Records for the exercise>
*****

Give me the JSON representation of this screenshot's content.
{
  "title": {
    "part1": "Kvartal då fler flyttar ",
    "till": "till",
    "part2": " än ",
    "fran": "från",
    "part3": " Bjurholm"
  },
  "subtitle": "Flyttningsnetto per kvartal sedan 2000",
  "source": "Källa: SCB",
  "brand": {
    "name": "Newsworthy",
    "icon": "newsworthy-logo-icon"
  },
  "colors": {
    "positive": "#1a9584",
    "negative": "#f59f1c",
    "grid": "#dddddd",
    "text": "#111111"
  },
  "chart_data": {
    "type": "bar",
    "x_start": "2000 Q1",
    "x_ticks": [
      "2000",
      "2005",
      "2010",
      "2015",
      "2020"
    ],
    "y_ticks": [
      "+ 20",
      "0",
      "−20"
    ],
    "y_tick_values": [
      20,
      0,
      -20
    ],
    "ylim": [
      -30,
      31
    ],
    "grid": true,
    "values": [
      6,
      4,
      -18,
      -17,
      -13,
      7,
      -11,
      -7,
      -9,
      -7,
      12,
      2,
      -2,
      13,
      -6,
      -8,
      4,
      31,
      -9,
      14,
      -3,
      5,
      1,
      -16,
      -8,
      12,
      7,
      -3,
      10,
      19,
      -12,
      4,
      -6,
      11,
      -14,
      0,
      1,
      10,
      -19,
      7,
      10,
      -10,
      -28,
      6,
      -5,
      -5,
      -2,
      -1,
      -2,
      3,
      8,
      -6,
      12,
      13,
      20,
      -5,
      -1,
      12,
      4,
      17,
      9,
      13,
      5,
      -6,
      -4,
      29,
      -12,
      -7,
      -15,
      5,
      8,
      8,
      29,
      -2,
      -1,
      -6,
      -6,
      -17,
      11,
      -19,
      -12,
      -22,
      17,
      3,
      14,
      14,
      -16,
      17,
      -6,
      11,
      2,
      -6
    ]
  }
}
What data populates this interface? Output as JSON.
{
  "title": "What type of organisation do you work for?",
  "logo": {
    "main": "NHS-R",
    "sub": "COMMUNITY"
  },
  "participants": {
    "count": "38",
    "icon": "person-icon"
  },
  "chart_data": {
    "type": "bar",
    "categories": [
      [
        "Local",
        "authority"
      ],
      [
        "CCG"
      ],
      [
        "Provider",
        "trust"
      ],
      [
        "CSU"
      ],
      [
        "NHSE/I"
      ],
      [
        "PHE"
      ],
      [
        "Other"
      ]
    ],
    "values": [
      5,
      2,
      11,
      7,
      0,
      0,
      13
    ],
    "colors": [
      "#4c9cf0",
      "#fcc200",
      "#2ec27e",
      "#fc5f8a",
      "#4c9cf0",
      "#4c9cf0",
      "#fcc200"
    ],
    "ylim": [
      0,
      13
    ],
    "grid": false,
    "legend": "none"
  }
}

*****

What to do>
Find the word "icon" in the entries, and copy every line it shows up in.

Task solution>
    "icon": "newsworthy-logo-icon"
    "icon": "person-icon"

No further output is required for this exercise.